> **What you should do**
Collect every line of the records below that contains the word "values".

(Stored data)
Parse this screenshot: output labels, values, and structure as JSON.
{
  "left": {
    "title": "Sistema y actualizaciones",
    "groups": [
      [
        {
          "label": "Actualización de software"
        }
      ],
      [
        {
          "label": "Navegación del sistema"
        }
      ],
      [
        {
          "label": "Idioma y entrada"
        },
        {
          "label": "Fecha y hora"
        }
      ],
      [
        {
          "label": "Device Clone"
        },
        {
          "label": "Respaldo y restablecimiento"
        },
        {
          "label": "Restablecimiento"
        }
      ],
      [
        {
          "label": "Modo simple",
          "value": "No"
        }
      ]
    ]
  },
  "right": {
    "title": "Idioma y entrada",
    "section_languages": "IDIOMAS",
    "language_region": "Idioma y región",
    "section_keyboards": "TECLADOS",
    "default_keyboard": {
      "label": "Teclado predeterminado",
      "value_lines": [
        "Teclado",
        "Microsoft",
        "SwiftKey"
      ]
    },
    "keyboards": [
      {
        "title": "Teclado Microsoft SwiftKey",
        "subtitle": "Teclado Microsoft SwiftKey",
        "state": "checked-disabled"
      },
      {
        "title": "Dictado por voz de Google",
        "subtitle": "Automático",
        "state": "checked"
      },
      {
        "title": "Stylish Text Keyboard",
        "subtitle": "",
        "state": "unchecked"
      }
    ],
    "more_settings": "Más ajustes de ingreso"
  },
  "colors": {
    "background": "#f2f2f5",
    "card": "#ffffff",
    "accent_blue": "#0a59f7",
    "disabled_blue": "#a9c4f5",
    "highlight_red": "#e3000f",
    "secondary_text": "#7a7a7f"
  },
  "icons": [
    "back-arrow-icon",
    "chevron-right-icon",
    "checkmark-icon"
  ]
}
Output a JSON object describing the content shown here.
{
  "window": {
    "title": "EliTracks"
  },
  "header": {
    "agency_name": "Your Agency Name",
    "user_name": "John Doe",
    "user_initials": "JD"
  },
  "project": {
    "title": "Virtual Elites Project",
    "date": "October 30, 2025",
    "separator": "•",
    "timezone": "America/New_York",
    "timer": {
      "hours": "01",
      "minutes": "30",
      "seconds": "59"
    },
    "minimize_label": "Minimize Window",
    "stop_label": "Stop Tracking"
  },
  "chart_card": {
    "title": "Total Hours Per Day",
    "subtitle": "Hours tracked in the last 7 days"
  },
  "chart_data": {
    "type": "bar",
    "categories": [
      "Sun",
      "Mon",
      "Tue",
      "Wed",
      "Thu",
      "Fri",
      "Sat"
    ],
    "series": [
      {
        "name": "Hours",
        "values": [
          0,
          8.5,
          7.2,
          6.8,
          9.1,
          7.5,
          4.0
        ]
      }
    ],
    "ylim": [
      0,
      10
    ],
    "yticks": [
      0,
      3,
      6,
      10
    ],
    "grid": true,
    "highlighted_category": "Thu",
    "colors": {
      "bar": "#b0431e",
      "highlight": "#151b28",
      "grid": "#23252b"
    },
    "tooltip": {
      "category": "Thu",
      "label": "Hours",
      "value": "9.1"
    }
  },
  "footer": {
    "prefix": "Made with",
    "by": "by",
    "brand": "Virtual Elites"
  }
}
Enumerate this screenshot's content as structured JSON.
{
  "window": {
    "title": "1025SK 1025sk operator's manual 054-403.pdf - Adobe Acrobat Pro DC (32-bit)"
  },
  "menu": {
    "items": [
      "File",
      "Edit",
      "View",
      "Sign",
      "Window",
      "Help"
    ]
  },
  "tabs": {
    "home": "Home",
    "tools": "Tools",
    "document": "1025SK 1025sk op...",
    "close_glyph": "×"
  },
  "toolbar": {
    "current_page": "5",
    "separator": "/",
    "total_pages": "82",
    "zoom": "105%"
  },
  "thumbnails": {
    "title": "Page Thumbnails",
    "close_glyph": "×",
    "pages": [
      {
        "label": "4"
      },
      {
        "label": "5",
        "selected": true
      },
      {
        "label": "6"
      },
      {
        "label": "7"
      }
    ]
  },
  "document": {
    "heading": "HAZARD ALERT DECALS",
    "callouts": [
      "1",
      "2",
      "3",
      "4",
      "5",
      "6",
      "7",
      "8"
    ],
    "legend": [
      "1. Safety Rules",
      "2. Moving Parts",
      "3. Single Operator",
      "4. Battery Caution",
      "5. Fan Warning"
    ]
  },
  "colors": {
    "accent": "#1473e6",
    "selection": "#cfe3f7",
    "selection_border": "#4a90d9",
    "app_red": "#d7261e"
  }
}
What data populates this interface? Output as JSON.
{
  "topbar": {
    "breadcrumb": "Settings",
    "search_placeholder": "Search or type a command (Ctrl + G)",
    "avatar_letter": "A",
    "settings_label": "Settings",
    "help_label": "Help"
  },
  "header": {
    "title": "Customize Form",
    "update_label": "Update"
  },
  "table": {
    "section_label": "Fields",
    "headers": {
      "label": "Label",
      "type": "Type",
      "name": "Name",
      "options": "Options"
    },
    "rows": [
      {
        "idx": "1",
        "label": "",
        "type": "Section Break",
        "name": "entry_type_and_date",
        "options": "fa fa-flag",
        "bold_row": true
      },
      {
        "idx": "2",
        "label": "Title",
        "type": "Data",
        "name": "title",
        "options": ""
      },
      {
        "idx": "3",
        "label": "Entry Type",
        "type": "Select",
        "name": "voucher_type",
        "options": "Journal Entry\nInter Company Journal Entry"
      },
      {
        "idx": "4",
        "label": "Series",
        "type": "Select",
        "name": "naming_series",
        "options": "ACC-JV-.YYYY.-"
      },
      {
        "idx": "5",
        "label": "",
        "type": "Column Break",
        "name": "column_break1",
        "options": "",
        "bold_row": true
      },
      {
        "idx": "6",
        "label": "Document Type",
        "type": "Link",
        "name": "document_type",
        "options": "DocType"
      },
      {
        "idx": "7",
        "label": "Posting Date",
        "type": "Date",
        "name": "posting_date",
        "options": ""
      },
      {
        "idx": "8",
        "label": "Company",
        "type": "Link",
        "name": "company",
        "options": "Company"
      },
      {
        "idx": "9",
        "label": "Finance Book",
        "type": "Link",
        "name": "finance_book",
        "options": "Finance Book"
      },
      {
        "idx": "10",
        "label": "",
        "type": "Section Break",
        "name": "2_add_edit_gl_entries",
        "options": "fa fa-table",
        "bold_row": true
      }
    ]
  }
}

> **Result of the task**
Parse this screenshot: output labels, values, and structure as JSON.
        "values": [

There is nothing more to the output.